_Short problem_.
Scan the entries for the string "title" and give the number of lines that have it, nothing further.

>> BEGIN Data to use

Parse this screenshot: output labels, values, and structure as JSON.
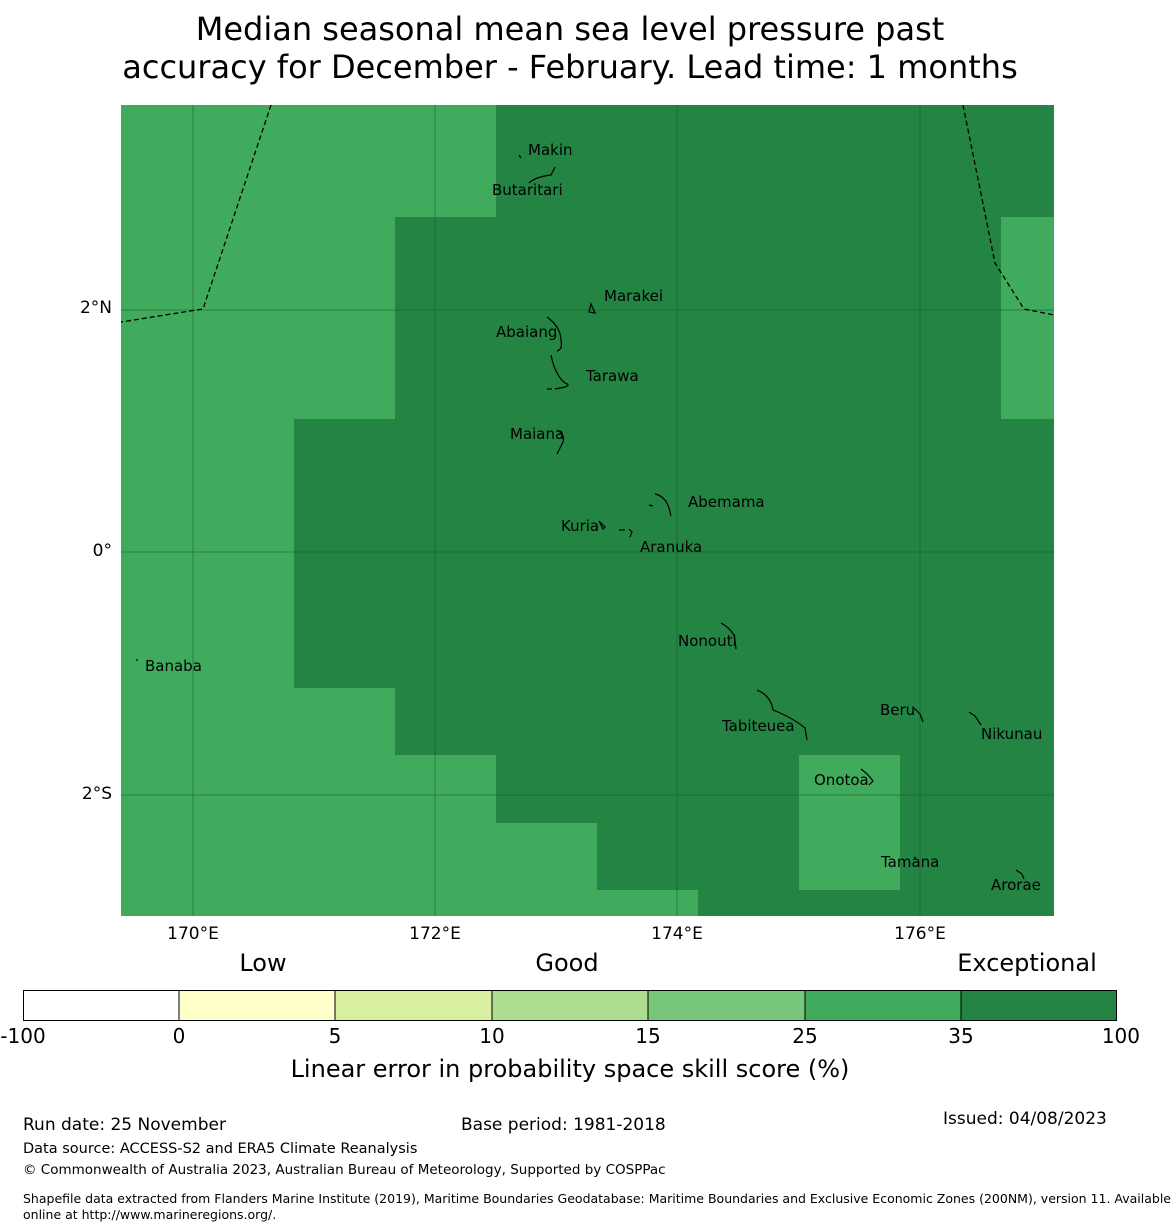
{
  "title": {
    "line1": "Median seasonal mean sea level pressure past",
    "line2": "accuracy for December - February. Lead time: 1 months"
  },
  "map": {
    "colors": {
      "good": "#41ab5d",
      "exceptional": "#238443",
      "gridline": "#1a5e30",
      "boundary": "#000000"
    },
    "lat_labels": [
      "2°N",
      "0°",
      "2°S"
    ],
    "lon_labels": [
      "170°E",
      "172°E",
      "174°E",
      "176°E"
    ],
    "places": [
      {
        "name": "Makin"
      },
      {
        "name": "Butaritari"
      },
      {
        "name": "Marakei"
      },
      {
        "name": "Abaiang"
      },
      {
        "name": "Tarawa"
      },
      {
        "name": "Maiana"
      },
      {
        "name": "Abemama"
      },
      {
        "name": "Kuria"
      },
      {
        "name": "Aranuka"
      },
      {
        "name": "Banaba"
      },
      {
        "name": "Nonouti"
      },
      {
        "name": "Beru"
      },
      {
        "name": "Tabiteuea"
      },
      {
        "name": "Nikunau"
      },
      {
        "name": "Onotoa"
      },
      {
        "name": "Tamana"
      },
      {
        "name": "Arorae"
      }
    ]
  },
  "legend": {
    "categories": [
      "Low",
      "Good",
      "Exceptional"
    ],
    "ticks": [
      "-100",
      "0",
      "5",
      "10",
      "15",
      "25",
      "35",
      "100"
    ],
    "bins": [
      {
        "range": "-100 to 0",
        "color": "#ffffff"
      },
      {
        "range": "0 to 5",
        "color": "#ffffcc"
      },
      {
        "range": "5 to 10",
        "color": "#d9f0a3"
      },
      {
        "range": "10 to 15",
        "color": "#addd8e"
      },
      {
        "range": "15 to 25",
        "color": "#78c679"
      },
      {
        "range": "25 to 35",
        "color": "#41ab5d"
      },
      {
        "range": "35 to 100",
        "color": "#238443"
      }
    ],
    "title": "Linear error in probability space skill score (%)"
  },
  "footer": {
    "run_date": "Run date: 25 November",
    "base_period": "Base period: 1981-2018",
    "issued": "Issued: 04/08/2023",
    "data_source": "Data source: ACCESS-S2 and ERA5 Climate Reanalysis",
    "copyright": "© Commonwealth of Australia 2023, Australian Bureau of Meteorology, Supported by COSPPac",
    "shapefile_line1": "Shapefile data extracted from Flanders Marine Institute (2019), Maritime Boundaries Geodatabase: Maritime Boundaries and Exclusive Economic Zones (200NM), version 11. Available",
    "shapefile_line2": "online at http://www.marineregions.org/."
  }
}
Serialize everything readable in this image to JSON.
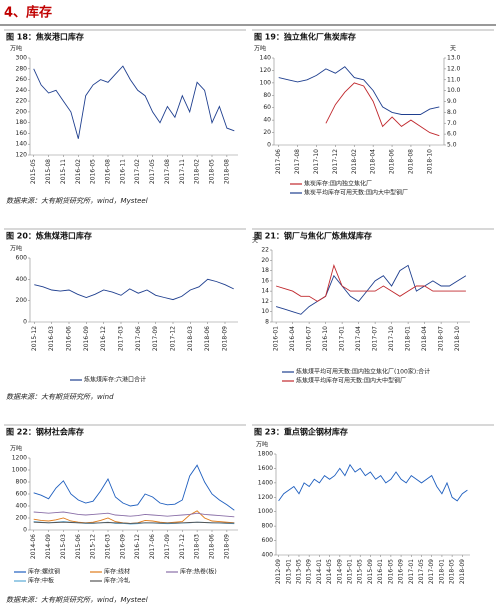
{
  "header": {
    "title": "4、库存"
  },
  "chart_data": [
    {
      "type": "line",
      "title": "图 18：焦炭港口库存",
      "unit": "万吨",
      "source": "数据来源：大有期货研究所，wind，Mysteel",
      "categories": [
        "2015-05",
        null,
        "2015-08",
        null,
        "2015-11",
        null,
        "2016-02",
        null,
        "2016-05",
        null,
        "2016-08",
        null,
        "2016-11",
        null,
        "2017-02",
        null,
        "2017-05",
        null,
        "2017-08",
        null,
        "2017-11",
        null,
        "2018-02",
        null,
        "2018-05",
        null,
        "2018-08",
        null
      ],
      "series": [
        {
          "name": null,
          "color": "#1f3f8f",
          "values": [
            280,
            250,
            235,
            240,
            220,
            200,
            150,
            230,
            250,
            260,
            255,
            270,
            285,
            260,
            240,
            230,
            200,
            180,
            210,
            190,
            230,
            200,
            255,
            240,
            180,
            210,
            170,
            165
          ]
        }
      ],
      "ylim": [
        120,
        300
      ],
      "yticks": [
        120,
        140,
        160,
        180,
        200,
        220,
        240,
        260,
        280,
        300
      ]
    },
    {
      "type": "line",
      "title": "图 19：独立焦化厂焦炭库存",
      "unit": "万吨",
      "unit2": "天",
      "categories": [
        "2017-06",
        null,
        "2017-08",
        null,
        "2017-10",
        null,
        "2017-12",
        null,
        "2018-02",
        null,
        "2018-04",
        null,
        "2018-06",
        null,
        "2018-08",
        null,
        "2018-10",
        null
      ],
      "series": [
        {
          "name": "焦炭库存:国内独立焦化厂",
          "color": "#c0282d",
          "values": [
            null,
            null,
            null,
            null,
            null,
            35,
            65,
            85,
            100,
            95,
            70,
            30,
            45,
            30,
            40,
            30,
            20,
            15
          ]
        },
        {
          "name": "焦炭平均库存可用天数:国内大中型钢厂",
          "color": "#1f3f8f",
          "axis": "y2",
          "values": [
            11.2,
            11.0,
            10.8,
            11.0,
            11.4,
            12.0,
            11.6,
            12.2,
            11.2,
            11.0,
            10.0,
            8.5,
            8.0,
            7.8,
            7.8,
            7.8,
            8.3,
            8.5
          ]
        }
      ],
      "ylim": [
        0,
        140
      ],
      "yticks": [
        0,
        20,
        40,
        60,
        80,
        100,
        120,
        140
      ],
      "y2lim": [
        5,
        13
      ],
      "y2ticks": [
        {
          "value": 5,
          "label": "5.0"
        },
        {
          "value": 6,
          "label": "6.0"
        },
        {
          "value": 7,
          "label": "7.0"
        },
        {
          "value": 8,
          "label": "8.0"
        },
        {
          "value": 9,
          "label": "9.0"
        },
        {
          "value": 10,
          "label": "10.0"
        },
        {
          "value": 11,
          "label": "11.0"
        },
        {
          "value": 12,
          "label": "12.0"
        },
        {
          "value": 13,
          "label": "13.0"
        }
      ]
    },
    {
      "type": "line",
      "title": "图 20：炼焦煤港口库存",
      "unit": "万吨",
      "source": "数据来源：大有期货研究所，wind",
      "categories": [
        "2015-12",
        null,
        "2016-03",
        null,
        "2016-06",
        null,
        "2016-09",
        null,
        "2016-12",
        null,
        "2017-03",
        null,
        "2017-06",
        null,
        "2017-09",
        null,
        "2017-12",
        null,
        "2018-03",
        null,
        "2018-06",
        null,
        "2018-09",
        null
      ],
      "series": [
        {
          "name": "炼焦煤库存:六港口合计",
          "color": "#1f3f8f",
          "values": [
            350,
            330,
            300,
            290,
            300,
            260,
            230,
            260,
            300,
            280,
            250,
            310,
            270,
            300,
            250,
            230,
            210,
            240,
            300,
            330,
            400,
            380,
            350,
            310
          ]
        }
      ],
      "ylim": [
        0,
        600
      ],
      "yticks": [
        0,
        200,
        400,
        600
      ]
    },
    {
      "type": "line",
      "title": "图 21：钢厂与焦化厂炼焦煤库存",
      "unit": "天",
      "categories": [
        "2016-01",
        null,
        "2016-04",
        null,
        "2016-07",
        null,
        "2016-10",
        null,
        "2017-01",
        null,
        "2017-04",
        null,
        "2017-07",
        null,
        "2017-10",
        null,
        "2018-01",
        null,
        "2018-04",
        null,
        "2018-07",
        null,
        "2018-10",
        null
      ],
      "series": [
        {
          "name": "炼焦煤平均可用天数:国内独立焦化厂(100家):合计",
          "color": "#1f3f8f",
          "values": [
            11,
            10.5,
            10,
            9.5,
            11,
            12,
            13,
            17,
            15,
            13,
            12,
            14,
            16,
            17,
            15,
            18,
            19,
            14,
            15,
            16,
            15,
            15,
            16,
            17
          ]
        },
        {
          "name": "炼焦煤平均库存可用天数:国内大中型钢厂",
          "color": "#c0282d",
          "values": [
            15,
            14.5,
            14,
            13,
            13,
            12,
            13,
            19,
            15,
            14,
            14,
            14,
            14,
            15,
            14,
            13,
            14,
            15,
            15,
            14,
            14,
            14,
            14,
            14
          ]
        }
      ],
      "ylim": [
        8,
        22
      ],
      "yticks": [
        8,
        10,
        12,
        14,
        16,
        18,
        20,
        22
      ]
    },
    {
      "type": "line",
      "title": "图 22：钢材社会库存",
      "unit": "万吨",
      "source": "数据来源：大有期货研究所，wind，Mysteel",
      "categories": [
        "2014-06",
        null,
        "2014-09",
        null,
        "2015-03",
        null,
        "2015-06",
        null,
        "2015-12",
        null,
        "2016-03",
        null,
        "2016-09",
        null,
        "2016-12",
        null,
        "2017-06",
        null,
        "2017-09",
        null,
        "2017-12",
        null,
        "2018-03",
        null,
        "2018-06",
        null,
        "2018-09",
        null
      ],
      "series": [
        {
          "name": "库存:螺纹钢",
          "color": "#1f5fbf",
          "values": [
            620,
            580,
            520,
            700,
            820,
            600,
            500,
            450,
            480,
            650,
            850,
            550,
            450,
            400,
            420,
            600,
            550,
            450,
            420,
            430,
            500,
            900,
            1080,
            800,
            600,
            500,
            420,
            330
          ]
        },
        {
          "name": "库存:线材",
          "color": "#e07b1a",
          "values": [
            180,
            160,
            150,
            170,
            200,
            150,
            130,
            120,
            130,
            160,
            200,
            140,
            120,
            110,
            120,
            160,
            150,
            130,
            120,
            130,
            140,
            250,
            320,
            200,
            150,
            140,
            130,
            120
          ]
        },
        {
          "name": "库存:热卷(板)",
          "color": "#8a6fa8",
          "values": [
            300,
            290,
            280,
            290,
            300,
            280,
            260,
            250,
            260,
            270,
            280,
            250,
            240,
            230,
            240,
            260,
            250,
            240,
            230,
            240,
            250,
            260,
            280,
            260,
            250,
            240,
            230,
            220
          ]
        },
        {
          "name": "库存:中板",
          "color": "#5aa9d6",
          "values": [
            140,
            130,
            120,
            130,
            140,
            130,
            120,
            110,
            110,
            120,
            130,
            110,
            110,
            100,
            105,
            120,
            115,
            110,
            105,
            110,
            115,
            120,
            130,
            125,
            120,
            115,
            110,
            105
          ]
        },
        {
          "name": "库存:冷轧",
          "color": "#555555",
          "values": [
            130,
            125,
            120,
            125,
            130,
            125,
            120,
            115,
            115,
            120,
            125,
            120,
            115,
            110,
            115,
            120,
            120,
            115,
            115,
            115,
            120,
            125,
            130,
            125,
            120,
            120,
            115,
            115
          ]
        }
      ],
      "ylim": [
        0,
        1200
      ],
      "yticks": [
        0,
        200,
        400,
        600,
        800,
        1000,
        1200
      ]
    },
    {
      "type": "line",
      "title": "图 23：重点钢企钢材库存",
      "unit": "万吨",
      "categories": [
        "2012-09",
        null,
        "2013-01",
        null,
        "2013-05",
        null,
        "2013-09",
        null,
        "2014-01",
        null,
        "2014-05",
        null,
        "2014-09",
        null,
        "2015-01",
        null,
        "2015-05",
        null,
        "2015-09",
        null,
        "2016-01",
        null,
        "2016-05",
        null,
        "2016-09",
        null,
        "2017-01",
        null,
        "2017-05",
        null,
        "2017-09",
        null,
        "2018-01",
        null,
        "2018-05",
        null,
        "2018-09",
        null
      ],
      "series": [
        {
          "name": null,
          "color": "#1f5fbf",
          "values": [
            1150,
            1250,
            1300,
            1350,
            1250,
            1400,
            1350,
            1450,
            1400,
            1500,
            1450,
            1500,
            1600,
            1500,
            1650,
            1550,
            1600,
            1500,
            1550,
            1450,
            1500,
            1400,
            1450,
            1550,
            1450,
            1400,
            1500,
            1450,
            1400,
            1450,
            1500,
            1350,
            1250,
            1400,
            1200,
            1150,
            1250,
            1300
          ]
        }
      ],
      "ylim": [
        400,
        1800
      ],
      "yticks": [
        400,
        600,
        800,
        1000,
        1200,
        1400,
        1600,
        1800
      ]
    }
  ]
}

>> END Data to use

_Completed exercise_.
9